What the exercise asks:
What lines of the data include the string "Jordanien"? Copy them all.

Source data:
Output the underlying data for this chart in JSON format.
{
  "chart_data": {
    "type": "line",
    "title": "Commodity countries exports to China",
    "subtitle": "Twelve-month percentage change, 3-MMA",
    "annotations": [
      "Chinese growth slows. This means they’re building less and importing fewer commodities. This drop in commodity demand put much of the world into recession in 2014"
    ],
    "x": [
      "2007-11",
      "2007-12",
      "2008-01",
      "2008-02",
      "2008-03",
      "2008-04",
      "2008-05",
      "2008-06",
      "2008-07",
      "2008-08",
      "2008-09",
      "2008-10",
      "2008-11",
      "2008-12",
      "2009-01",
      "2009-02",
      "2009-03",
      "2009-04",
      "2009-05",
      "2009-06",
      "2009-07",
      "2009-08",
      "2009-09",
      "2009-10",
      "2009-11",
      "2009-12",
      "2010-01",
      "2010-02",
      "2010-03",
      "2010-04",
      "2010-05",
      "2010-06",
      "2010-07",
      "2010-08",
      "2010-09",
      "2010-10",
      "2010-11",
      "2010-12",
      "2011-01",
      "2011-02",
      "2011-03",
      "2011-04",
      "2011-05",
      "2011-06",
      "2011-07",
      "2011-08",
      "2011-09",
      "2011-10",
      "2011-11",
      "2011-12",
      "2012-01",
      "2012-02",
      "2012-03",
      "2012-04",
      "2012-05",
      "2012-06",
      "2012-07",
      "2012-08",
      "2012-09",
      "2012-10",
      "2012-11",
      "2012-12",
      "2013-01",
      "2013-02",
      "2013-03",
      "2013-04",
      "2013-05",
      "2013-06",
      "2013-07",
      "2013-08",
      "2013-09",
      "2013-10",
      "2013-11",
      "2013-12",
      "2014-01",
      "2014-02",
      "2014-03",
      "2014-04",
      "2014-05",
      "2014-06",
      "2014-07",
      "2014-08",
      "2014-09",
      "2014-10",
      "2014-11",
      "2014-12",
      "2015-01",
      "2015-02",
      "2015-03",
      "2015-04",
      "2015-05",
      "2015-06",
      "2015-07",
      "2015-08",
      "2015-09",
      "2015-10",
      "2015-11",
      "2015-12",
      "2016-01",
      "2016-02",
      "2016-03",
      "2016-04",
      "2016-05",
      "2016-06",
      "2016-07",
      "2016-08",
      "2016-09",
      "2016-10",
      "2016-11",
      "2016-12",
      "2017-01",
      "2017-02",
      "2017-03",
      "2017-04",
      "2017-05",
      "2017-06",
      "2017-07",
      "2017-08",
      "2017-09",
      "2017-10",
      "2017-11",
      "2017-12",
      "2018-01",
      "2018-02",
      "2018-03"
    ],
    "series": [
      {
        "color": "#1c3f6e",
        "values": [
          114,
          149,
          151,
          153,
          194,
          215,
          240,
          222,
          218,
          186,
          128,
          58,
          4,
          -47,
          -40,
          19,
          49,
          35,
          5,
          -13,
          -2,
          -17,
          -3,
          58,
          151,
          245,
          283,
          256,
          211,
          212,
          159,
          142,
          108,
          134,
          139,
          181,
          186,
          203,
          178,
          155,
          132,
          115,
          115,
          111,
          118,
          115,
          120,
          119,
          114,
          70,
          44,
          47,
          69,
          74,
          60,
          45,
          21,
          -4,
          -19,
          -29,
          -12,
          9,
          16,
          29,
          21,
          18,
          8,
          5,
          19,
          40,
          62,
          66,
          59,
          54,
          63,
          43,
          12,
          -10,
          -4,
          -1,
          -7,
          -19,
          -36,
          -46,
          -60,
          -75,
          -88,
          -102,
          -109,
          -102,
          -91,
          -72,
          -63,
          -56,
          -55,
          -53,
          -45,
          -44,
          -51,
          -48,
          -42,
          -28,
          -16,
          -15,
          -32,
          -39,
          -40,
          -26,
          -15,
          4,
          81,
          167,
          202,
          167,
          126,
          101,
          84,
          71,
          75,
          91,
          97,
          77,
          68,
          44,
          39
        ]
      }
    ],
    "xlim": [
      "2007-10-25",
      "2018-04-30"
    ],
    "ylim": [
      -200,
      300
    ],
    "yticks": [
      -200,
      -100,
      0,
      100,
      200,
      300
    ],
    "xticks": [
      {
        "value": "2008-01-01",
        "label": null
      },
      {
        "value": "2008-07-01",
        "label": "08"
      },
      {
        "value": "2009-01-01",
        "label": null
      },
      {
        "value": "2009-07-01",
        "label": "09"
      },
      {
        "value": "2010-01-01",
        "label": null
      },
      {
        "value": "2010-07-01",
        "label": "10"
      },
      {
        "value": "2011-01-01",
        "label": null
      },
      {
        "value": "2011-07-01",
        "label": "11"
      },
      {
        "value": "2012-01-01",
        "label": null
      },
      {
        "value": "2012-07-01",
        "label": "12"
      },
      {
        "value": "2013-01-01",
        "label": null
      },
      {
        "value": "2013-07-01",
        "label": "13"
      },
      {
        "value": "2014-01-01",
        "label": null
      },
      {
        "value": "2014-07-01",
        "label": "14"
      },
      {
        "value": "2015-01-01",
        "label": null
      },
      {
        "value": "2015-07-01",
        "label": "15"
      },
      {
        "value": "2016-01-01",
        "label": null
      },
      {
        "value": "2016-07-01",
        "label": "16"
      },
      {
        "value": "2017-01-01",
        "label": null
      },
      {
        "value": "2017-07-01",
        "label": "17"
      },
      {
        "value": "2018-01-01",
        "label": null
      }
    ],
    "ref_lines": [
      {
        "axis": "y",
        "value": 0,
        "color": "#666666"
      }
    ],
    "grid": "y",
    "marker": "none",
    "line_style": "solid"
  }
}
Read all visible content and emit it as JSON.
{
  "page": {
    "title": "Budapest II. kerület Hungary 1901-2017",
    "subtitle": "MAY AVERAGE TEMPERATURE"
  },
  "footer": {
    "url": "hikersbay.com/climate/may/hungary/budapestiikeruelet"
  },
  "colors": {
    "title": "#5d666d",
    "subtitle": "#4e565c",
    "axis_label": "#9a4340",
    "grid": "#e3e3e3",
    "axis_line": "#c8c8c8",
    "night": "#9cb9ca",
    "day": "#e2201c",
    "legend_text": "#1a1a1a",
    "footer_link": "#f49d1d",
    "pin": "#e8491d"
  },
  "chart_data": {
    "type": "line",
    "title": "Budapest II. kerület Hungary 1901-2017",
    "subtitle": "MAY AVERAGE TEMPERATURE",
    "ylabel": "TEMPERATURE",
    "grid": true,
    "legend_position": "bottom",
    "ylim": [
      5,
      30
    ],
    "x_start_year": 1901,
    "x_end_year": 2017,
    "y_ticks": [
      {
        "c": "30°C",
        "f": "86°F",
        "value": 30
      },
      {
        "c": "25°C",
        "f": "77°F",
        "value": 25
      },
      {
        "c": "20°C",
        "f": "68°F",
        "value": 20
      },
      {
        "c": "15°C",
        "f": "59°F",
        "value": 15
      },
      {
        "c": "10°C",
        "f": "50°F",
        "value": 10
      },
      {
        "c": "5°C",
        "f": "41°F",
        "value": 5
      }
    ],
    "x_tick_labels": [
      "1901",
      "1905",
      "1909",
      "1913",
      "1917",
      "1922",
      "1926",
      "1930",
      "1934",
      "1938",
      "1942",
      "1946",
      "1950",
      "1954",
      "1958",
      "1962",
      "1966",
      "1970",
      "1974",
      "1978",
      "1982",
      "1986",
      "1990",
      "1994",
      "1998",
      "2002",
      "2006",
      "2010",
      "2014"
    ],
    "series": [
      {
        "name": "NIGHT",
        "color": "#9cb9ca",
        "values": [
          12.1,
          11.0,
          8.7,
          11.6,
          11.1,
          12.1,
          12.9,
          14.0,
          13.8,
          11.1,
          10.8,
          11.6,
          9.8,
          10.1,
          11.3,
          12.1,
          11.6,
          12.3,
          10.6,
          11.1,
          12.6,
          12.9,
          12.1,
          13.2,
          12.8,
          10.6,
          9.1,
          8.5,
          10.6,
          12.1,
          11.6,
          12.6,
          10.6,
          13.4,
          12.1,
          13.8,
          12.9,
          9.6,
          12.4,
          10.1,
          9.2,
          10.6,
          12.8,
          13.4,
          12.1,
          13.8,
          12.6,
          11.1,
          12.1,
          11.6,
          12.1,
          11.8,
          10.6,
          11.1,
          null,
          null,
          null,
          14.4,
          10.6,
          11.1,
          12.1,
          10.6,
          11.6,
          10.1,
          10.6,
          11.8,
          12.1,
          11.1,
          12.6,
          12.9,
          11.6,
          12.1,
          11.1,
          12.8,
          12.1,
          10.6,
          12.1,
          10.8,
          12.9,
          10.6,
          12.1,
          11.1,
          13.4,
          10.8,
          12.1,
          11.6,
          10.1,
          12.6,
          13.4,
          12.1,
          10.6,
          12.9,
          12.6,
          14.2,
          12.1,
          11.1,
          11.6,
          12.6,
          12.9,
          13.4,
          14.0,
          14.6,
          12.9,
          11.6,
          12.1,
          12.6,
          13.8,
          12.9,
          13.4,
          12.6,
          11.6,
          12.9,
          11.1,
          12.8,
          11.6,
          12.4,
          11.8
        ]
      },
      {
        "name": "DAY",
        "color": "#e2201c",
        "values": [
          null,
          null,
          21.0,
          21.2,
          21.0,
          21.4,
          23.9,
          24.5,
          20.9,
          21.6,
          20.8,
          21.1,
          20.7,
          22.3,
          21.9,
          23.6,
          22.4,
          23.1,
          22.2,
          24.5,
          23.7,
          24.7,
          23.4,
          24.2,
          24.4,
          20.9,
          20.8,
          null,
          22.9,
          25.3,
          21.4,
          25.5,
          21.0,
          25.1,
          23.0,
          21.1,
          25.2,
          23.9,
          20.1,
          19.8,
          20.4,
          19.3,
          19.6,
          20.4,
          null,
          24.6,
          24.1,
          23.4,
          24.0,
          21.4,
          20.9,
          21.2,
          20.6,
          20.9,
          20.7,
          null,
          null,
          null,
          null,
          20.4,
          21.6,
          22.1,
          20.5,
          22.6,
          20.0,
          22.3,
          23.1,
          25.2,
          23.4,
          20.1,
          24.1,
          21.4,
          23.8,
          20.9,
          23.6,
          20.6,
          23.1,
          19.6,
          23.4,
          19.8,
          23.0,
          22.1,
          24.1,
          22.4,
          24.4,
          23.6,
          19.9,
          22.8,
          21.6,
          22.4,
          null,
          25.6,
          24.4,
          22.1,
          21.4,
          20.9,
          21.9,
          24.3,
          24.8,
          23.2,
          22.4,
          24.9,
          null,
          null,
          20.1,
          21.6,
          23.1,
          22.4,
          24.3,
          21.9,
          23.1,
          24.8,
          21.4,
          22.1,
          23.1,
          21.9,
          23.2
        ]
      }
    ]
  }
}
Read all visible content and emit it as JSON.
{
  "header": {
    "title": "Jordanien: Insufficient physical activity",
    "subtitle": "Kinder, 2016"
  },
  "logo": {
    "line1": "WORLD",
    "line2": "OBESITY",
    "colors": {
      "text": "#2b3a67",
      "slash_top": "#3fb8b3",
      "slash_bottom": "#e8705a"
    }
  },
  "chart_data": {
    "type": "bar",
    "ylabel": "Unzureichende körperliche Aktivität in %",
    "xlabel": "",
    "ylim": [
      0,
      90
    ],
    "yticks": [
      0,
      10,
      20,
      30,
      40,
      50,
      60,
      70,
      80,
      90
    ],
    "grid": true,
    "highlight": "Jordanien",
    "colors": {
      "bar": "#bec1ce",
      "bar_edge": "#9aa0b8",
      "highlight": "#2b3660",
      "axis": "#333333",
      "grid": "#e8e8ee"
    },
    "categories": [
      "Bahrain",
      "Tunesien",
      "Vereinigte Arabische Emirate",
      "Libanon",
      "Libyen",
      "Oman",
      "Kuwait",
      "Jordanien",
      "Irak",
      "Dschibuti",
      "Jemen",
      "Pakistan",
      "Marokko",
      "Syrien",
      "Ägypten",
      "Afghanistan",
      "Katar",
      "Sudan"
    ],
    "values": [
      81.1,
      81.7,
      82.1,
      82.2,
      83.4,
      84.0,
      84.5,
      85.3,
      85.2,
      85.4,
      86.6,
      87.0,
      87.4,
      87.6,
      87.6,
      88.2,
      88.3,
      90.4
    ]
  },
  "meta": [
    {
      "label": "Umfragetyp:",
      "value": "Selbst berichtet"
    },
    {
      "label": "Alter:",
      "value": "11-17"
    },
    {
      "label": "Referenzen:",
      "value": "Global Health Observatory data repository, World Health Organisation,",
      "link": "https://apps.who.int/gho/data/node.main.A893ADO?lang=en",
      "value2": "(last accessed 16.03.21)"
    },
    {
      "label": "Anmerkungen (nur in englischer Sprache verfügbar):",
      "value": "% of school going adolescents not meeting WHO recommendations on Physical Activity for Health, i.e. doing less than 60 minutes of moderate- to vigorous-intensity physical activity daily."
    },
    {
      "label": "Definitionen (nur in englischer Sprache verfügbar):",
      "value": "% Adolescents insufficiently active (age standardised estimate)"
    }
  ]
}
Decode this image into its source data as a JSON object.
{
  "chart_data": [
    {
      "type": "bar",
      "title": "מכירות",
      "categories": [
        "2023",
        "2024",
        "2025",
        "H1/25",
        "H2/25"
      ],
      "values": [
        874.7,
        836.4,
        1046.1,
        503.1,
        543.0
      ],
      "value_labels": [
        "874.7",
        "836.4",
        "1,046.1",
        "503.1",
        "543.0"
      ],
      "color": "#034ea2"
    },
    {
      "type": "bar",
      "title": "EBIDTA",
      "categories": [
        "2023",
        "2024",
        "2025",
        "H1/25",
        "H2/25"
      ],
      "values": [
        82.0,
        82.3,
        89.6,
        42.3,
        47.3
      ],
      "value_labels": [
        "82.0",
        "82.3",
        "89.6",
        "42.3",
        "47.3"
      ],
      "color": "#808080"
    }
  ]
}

Output for this exercise:
    "title": "Jordanien: Insufficient physical activity",
    "highlight": "Jordanien",
      "Jordanien",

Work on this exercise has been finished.